Dataset records

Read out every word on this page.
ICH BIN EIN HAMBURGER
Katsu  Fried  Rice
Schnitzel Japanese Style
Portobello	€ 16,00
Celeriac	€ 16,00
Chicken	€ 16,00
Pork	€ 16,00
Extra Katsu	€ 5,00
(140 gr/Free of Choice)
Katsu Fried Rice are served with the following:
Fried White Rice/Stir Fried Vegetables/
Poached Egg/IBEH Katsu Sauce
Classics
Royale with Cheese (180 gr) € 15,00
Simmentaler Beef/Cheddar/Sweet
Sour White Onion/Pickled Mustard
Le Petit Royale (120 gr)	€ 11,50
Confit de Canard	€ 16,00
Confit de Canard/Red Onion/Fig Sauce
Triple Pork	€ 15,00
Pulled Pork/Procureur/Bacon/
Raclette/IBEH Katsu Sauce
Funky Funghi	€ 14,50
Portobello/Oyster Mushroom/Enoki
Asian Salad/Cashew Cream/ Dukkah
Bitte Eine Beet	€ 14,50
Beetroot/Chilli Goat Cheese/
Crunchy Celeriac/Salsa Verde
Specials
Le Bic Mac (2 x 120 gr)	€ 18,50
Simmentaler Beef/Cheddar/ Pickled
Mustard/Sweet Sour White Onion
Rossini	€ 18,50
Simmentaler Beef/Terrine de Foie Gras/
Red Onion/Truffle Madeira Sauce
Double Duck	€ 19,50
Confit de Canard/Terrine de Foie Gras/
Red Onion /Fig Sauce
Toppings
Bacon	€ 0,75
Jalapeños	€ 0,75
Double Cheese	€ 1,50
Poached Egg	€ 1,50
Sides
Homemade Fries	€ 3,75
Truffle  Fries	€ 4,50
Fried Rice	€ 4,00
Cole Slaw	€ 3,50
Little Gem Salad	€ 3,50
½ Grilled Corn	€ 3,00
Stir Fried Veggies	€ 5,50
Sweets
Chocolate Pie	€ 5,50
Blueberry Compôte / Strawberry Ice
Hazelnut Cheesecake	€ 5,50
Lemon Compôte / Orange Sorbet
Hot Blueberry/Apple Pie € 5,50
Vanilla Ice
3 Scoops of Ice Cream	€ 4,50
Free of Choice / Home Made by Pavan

## [Task directions]
Isolate the lines above that contain the word "Blueberry" and copy them.

## [Exercise result]
Blueberry Compôte / Strawberry Ice
Hot Blueberry/Apple Pie € 5,50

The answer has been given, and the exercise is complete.